● **What is asked**: Locate each line holding the string "from" and copy it.

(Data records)
************
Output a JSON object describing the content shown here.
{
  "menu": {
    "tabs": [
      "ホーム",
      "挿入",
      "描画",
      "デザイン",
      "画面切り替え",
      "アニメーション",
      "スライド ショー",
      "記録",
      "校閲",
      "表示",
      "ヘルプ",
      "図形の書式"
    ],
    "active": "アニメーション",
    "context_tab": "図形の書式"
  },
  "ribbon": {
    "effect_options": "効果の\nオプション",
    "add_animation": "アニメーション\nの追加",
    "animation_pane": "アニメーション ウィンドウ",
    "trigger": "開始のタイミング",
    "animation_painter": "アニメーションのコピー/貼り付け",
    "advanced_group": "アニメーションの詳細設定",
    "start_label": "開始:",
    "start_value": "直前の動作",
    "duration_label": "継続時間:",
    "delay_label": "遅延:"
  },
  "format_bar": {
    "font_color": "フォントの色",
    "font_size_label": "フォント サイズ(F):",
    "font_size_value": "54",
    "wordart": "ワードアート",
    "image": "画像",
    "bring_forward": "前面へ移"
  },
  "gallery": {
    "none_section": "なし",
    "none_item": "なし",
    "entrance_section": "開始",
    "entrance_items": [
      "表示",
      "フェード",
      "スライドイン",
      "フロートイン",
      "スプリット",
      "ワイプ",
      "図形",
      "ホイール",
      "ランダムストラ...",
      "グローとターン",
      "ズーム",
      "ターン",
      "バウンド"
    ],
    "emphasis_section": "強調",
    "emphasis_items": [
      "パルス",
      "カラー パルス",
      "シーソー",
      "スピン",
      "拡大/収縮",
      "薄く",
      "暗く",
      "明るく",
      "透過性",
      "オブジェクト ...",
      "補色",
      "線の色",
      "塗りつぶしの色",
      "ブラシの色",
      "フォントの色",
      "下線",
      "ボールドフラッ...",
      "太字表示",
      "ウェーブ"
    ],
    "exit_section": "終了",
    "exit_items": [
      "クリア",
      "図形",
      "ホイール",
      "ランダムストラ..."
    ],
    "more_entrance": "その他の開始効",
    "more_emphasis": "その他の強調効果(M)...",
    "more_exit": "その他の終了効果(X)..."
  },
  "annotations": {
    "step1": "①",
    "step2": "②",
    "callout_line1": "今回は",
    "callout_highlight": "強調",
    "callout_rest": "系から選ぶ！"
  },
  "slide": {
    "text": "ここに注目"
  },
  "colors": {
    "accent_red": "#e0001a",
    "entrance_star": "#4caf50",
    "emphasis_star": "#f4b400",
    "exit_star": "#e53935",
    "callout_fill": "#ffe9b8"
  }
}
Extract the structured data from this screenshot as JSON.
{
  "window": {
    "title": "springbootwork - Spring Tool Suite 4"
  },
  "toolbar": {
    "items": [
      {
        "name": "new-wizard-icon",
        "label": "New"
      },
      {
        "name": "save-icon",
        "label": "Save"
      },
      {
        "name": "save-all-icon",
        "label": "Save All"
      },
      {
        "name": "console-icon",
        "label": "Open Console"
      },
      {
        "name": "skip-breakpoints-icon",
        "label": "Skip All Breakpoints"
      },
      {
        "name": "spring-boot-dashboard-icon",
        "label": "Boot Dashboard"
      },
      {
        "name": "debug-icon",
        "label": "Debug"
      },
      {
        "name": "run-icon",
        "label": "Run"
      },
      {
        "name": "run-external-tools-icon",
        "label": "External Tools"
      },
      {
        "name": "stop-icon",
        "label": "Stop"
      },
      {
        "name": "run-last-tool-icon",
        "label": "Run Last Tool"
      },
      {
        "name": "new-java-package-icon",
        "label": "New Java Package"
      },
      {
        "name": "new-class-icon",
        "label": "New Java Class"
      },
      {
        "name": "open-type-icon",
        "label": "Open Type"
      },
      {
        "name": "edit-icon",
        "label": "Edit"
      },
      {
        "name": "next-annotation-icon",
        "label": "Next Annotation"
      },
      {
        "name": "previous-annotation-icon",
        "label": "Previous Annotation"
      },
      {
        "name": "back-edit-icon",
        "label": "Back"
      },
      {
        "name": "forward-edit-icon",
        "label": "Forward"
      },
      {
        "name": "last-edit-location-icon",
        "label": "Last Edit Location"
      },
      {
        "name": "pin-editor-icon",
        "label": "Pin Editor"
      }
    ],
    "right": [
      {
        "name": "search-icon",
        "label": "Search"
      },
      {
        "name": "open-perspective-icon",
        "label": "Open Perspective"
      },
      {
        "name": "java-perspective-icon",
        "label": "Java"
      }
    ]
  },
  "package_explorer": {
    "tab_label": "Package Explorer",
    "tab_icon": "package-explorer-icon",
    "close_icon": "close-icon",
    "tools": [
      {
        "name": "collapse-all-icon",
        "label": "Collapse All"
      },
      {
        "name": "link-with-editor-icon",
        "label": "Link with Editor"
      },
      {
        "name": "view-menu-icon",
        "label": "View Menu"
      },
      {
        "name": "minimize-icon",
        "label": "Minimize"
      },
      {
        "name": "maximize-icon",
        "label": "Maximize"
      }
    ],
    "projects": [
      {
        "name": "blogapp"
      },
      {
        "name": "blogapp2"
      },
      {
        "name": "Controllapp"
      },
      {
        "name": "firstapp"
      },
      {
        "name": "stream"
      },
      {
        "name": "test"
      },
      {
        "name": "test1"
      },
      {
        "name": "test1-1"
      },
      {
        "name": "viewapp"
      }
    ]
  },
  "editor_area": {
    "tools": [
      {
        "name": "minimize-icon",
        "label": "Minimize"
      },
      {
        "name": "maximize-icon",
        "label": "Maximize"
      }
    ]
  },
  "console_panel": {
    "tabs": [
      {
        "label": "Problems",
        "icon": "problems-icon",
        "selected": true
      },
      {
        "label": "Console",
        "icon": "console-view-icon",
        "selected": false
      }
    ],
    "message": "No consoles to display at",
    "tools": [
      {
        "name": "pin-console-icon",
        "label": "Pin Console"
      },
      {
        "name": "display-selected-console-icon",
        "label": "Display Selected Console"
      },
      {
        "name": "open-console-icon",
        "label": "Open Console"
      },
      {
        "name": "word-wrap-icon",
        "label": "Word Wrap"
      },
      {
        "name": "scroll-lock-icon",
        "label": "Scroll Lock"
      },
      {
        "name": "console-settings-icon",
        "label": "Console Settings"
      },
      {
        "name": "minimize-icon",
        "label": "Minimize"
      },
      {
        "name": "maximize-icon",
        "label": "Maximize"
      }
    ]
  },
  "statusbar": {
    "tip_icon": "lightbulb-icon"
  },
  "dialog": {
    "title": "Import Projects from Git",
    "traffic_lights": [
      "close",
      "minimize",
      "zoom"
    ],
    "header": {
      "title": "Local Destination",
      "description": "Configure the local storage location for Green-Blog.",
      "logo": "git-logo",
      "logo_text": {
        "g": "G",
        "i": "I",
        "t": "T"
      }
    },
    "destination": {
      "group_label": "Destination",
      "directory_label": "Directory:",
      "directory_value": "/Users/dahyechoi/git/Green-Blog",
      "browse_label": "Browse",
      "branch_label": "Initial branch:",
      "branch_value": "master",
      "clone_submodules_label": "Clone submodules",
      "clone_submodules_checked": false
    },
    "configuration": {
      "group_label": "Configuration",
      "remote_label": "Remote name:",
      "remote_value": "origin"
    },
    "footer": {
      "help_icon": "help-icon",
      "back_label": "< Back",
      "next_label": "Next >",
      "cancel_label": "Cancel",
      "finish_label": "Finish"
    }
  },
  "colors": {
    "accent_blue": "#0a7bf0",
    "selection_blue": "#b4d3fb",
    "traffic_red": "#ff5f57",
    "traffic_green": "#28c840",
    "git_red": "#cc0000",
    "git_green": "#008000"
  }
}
************
● **Reply**:
Extract the structured data from this screenshot as JSON.
    "title": "Import Projects from Git",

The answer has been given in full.